### Exercise goal
Return all of the lines below exactly as they are.

# START OF Dataset records

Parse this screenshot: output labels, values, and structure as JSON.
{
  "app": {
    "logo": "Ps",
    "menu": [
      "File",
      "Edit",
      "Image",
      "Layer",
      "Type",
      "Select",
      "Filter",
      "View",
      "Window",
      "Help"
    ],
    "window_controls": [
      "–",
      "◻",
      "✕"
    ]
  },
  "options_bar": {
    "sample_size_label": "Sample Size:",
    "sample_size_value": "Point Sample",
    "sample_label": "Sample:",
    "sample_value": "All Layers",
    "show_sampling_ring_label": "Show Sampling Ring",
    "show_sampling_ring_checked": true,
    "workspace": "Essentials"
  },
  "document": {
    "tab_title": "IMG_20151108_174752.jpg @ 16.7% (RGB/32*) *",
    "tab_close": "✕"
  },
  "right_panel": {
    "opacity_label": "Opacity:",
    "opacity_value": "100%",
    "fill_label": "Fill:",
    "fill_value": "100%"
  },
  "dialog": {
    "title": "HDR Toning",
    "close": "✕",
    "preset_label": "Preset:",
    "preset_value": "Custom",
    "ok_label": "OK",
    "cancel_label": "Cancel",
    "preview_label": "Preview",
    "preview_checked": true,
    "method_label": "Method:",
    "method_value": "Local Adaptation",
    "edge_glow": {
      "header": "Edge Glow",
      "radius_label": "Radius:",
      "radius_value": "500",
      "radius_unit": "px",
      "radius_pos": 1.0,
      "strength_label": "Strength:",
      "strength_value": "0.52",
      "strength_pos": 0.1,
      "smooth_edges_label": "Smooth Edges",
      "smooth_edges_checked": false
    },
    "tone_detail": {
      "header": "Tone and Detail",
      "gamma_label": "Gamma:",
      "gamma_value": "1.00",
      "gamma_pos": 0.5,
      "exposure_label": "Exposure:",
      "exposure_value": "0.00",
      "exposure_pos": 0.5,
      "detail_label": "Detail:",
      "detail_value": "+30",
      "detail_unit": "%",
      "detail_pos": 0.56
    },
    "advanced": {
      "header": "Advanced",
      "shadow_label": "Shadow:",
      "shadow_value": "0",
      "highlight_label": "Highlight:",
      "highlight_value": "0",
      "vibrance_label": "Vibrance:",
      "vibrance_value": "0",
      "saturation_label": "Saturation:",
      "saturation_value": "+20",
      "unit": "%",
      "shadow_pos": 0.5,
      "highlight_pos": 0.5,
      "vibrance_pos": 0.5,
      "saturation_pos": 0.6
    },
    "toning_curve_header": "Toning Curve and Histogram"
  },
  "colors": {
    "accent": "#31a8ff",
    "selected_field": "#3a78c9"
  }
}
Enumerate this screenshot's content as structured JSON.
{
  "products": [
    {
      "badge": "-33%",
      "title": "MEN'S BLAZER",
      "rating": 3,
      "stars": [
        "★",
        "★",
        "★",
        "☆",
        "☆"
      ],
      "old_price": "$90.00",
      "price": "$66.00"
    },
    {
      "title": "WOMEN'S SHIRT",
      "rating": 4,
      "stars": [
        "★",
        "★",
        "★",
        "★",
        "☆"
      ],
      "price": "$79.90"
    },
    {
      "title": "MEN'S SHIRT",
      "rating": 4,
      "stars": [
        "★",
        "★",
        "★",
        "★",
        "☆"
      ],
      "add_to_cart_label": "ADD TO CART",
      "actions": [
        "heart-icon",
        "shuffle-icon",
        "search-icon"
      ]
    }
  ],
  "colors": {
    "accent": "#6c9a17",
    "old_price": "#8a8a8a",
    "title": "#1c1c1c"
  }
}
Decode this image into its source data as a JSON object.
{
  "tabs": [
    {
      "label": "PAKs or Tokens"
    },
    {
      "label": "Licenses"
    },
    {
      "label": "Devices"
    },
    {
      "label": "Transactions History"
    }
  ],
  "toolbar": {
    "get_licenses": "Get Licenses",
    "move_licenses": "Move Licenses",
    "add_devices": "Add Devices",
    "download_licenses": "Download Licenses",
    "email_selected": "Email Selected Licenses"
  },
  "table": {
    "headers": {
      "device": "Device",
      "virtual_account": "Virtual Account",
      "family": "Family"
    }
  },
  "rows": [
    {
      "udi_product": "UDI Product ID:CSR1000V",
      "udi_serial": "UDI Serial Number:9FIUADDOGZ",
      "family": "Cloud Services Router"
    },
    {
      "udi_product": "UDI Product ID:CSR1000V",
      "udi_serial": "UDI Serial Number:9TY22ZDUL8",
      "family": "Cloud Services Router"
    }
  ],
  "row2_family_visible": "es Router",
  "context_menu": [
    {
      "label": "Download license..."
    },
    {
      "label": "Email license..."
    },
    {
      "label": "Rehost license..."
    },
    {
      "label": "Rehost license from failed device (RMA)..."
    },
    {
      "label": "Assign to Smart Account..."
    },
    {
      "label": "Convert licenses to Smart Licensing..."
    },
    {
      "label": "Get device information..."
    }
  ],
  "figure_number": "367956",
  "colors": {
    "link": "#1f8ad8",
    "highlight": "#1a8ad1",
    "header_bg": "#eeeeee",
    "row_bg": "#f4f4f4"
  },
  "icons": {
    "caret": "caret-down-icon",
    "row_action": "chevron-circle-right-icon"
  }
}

# END OF Dataset records

### Solution for this exercise
Parse this screenshot: output labels, values, and structure as JSON.
{
  "app": {
    "logo": "Ps",
    "menu": [
      "File",
      "Edit",
      "Image",
      "Layer",
      "Type",
      "Select",
      "Filter",
      "View",
      "Window",
      "Help"
    ],
    "window_controls": [
      "–",
      "◻",
      "✕"
    ]
  },
  "options_bar": {
    "sample_size_label": "Sample Size:",
    "sample_size_value": "Point Sample",
    "sample_label": "Sample:",
    "sample_value": "All Layers",
    "show_sampling_ring_label": "Show Sampling Ring",
    "show_sampling_ring_checked": true,
    "workspace": "Essentials"
  },
  "document": {
    "tab_title": "IMG_20151108_174752.jpg @ 16.7% (RGB/32*) *",
    "tab_close": "✕"
  },
  "right_panel": {
    "opacity_label": "Opacity:",
    "opacity_value": "100%",
    "fill_label": "Fill:",
    "fill_value": "100%"
  },
  "dialog": {
    "title": "HDR Toning",
    "close": "✕",
    "preset_label": "Preset:",
    "preset_value": "Custom",
    "ok_label": "OK",
    "cancel_label": "Cancel",
    "preview_label": "Preview",
    "preview_checked": true,
    "method_label": "Method:",
    "method_value": "Local Adaptation",
    "edge_glow": {
      "header": "Edge Glow",
      "radius_label": "Radius:",
      "radius_value": "500",
      "radius_unit": "px",
      "radius_pos": 1.0,
      "strength_label": "Strength:",
      "strength_value": "0.52",
      "strength_pos": 0.1,
      "smooth_edges_label": "Smooth Edges",
      "smooth_edges_checked": false
    },
    "tone_detail": {
      "header": "Tone and Detail",
      "gamma_label": "Gamma:",
      "gamma_value": "1.00",
      "gamma_pos": 0.5,
      "exposure_label": "Exposure:",
      "exposure_value": "0.00",
      "exposure_pos": 0.5,
      "detail_label": "Detail:",
      "detail_value": "+30",
      "detail_unit": "%",
      "detail_pos": 0.56
    },
    "advanced": {
      "header": "Advanced",
      "shadow_label": "Shadow:",
      "shadow_value": "0",
      "highlight_label": "Highlight:",
      "highlight_value": "0",
      "vibrance_label": "Vibrance:",
      "vibrance_value": "0",
      "saturation_label": "Saturation:",
      "saturation_value": "+20",
      "unit": "%",
      "shadow_pos": 0.5,
      "highlight_pos": 0.5,
      "vibrance_pos": 0.5,
      "saturation_pos": 0.6
    },
    "toning_curve_header": "Toning Curve and Histogram"
  },
  "colors": {
    "accent": "#31a8ff",
    "selected_field": "#3a78c9"
  }
}
Enumerate this screenshot's content as structured JSON.
{
  "products": [
    {
      "badge": "-33%",
      "title": "MEN'S BLAZER",
      "rating": 3,
      "stars": [
        "★",
        "★",
        "★",
        "☆",
        "☆"
      ],
      "old_price": "$90.00",
      "price": "$66.00"
    },
    {
      "title": "WOMEN'S SHIRT",
      "rating": 4,
      "stars": [
        "★",
        "★",
        "★",
        "★",
        "☆"
      ],
      "price": "$79.90"
    },
    {
      "title": "MEN'S SHIRT",
      "rating": 4,
      "stars": [
        "★",
        "★",
        "★",
        "★",
        "☆"
      ],
      "add_to_cart_label": "ADD TO CART",
      "actions": [
        "heart-icon",
        "shuffle-icon",
        "search-icon"
      ]
    }
  ],
  "colors": {
    "accent": "#6c9a17",
    "old_price": "#8a8a8a",
    "title": "#1c1c1c"
  }
}
Decode this image into its source data as a JSON object.
{
  "tabs": [
    {
      "label": "PAKs or Tokens"
    },
    {
      "label": "Licenses"
    },
    {
      "label": "Devices"
    },
    {
      "label": "Transactions History"
    }
  ],
  "toolbar": {
    "get_licenses": "Get Licenses",
    "move_licenses": "Move Licenses",
    "add_devices": "Add Devices",
    "download_licenses": "Download Licenses",
    "email_selected": "Email Selected Licenses"
  },
  "table": {
    "headers": {
      "device": "Device",
      "virtual_account": "Virtual Account",
      "family": "Family"
    }
  },
  "rows": [
    {
      "udi_product": "UDI Product ID:CSR1000V",
      "udi_serial": "UDI Serial Number:9FIUADDOGZ",
      "family": "Cloud Services Router"
    },
    {
      "udi_product": "UDI Product ID:CSR1000V",
      "udi_serial": "UDI Serial Number:9TY22ZDUL8",
      "family": "Cloud Services Router"
    }
  ],
  "row2_family_visible": "es Router",
  "context_menu": [
    {
      "label": "Download license..."
    },
    {
      "label": "Email license..."
    },
    {
      "label": "Rehost license..."
    },
    {
      "label": "Rehost license from failed device (RMA)..."
    },
    {
      "label": "Assign to Smart Account..."
    },
    {
      "label": "Convert licenses to Smart Licensing..."
    },
    {
      "label": "Get device information..."
    }
  ],
  "figure_number": "367956",
  "colors": {
    "link": "#1f8ad8",
    "highlight": "#1a8ad1",
    "header_bg": "#eeeeee",
    "row_bg": "#f4f4f4"
  },
  "icons": {
    "caret": "caret-down-icon",
    "row_action": "chevron-circle-right-icon"
  }
}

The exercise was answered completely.